# Text segment:

The override of President Obama’s veto comes as the Senate last week rejected a proposal to block the U.S. from supplying the kingdom with more than a billion dollars’ worth of tanks and other military hardware. Critics of the weapons deal say it could drag the U.S. into the Saudi-led war in Yemen and contribute to the humanitarian crisis there.

For more, we’re joined by Medea Benjamin, co-founder of CodePink. Her most recent book, Kingdom of the Unjust: Behind the U.S.-Saudi Connection.

Medea, if you can talk about the significance of this first-ever override of an Obama veto and what this means for Saudi Arabia?

MEDEA BENJAMIN: I think the significance is that, finally, we have an example of the U.S. Congress putting the U.S. citizens above the relationship with the Saudi government. And this is significant because, year after year after year, Congress has done nothing to stop arming to the teeth the Saudi government—$115 billion worth of weapon sales under Obama alone—a government that treats its own citizens with tremendous repression, beheads peaceful dissidents, treats women as minors their entire lives, has millions of foreign workers who are treated like indentured servants, and spreads this intolerant, distorted version of Wahhabism around the world. And the U.S. is not only arming the Saudi government, but is directly involved with the Saudis in the devastating war that’s going on in Yemen. So this sort of opens this issue up to much larger questions.

(Dataset entries)
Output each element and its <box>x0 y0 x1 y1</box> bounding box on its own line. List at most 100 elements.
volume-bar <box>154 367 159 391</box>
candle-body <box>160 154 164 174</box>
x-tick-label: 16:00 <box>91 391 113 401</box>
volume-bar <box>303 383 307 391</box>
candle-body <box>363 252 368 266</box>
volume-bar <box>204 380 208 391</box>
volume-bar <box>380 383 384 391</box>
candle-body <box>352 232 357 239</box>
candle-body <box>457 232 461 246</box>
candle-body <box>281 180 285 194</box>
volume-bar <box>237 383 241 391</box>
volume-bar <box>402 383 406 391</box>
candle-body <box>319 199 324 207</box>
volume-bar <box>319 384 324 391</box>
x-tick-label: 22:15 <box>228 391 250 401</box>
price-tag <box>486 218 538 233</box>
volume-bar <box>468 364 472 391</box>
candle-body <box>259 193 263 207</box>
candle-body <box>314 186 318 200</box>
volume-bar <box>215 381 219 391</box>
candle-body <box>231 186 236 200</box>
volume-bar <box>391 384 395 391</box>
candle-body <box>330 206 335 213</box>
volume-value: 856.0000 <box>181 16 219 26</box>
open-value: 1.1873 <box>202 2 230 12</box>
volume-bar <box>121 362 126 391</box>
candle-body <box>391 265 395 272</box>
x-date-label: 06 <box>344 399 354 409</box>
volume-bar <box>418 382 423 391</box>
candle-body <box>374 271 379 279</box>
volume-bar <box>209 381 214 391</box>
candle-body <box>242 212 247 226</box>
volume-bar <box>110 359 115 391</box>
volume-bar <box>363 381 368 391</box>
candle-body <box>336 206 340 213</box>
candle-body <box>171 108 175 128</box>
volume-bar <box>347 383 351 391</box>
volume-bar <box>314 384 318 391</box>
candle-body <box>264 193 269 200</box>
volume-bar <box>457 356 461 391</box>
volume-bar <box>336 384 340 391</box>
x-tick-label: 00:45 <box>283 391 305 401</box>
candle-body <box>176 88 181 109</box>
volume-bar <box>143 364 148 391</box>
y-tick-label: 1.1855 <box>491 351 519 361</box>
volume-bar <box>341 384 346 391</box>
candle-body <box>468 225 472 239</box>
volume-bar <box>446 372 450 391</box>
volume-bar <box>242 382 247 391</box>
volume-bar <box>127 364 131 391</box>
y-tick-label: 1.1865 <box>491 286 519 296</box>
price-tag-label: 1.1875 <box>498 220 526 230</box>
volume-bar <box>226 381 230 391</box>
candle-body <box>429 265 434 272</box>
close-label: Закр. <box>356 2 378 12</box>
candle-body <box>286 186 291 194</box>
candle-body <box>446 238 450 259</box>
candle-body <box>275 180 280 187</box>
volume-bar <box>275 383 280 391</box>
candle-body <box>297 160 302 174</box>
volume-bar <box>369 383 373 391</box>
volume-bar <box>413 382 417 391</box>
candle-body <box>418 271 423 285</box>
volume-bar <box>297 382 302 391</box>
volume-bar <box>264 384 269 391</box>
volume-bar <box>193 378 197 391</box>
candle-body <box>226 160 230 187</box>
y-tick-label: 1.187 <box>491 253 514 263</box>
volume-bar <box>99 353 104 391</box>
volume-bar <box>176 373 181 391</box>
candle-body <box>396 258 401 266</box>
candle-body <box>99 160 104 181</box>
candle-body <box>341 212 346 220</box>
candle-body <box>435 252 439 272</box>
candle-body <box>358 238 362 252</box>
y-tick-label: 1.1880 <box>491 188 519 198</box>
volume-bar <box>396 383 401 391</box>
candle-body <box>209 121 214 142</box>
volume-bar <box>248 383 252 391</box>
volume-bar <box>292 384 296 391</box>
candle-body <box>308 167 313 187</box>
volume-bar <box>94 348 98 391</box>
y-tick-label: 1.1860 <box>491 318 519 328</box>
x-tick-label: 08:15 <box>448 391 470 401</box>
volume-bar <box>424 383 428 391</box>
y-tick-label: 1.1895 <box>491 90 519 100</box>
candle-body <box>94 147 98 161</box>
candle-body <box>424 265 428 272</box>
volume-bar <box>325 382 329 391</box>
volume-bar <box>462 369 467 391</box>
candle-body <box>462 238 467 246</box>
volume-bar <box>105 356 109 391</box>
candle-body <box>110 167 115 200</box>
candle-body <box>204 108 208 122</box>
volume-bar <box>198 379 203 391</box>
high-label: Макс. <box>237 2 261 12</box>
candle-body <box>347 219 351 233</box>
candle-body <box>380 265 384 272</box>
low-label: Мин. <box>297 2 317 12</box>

# Instructions for the task:
In the text about the veto override, what total value of weapon sales to the Saudi government under Obama does Medea Benjamin cite?

# Written reply:
$115 billion.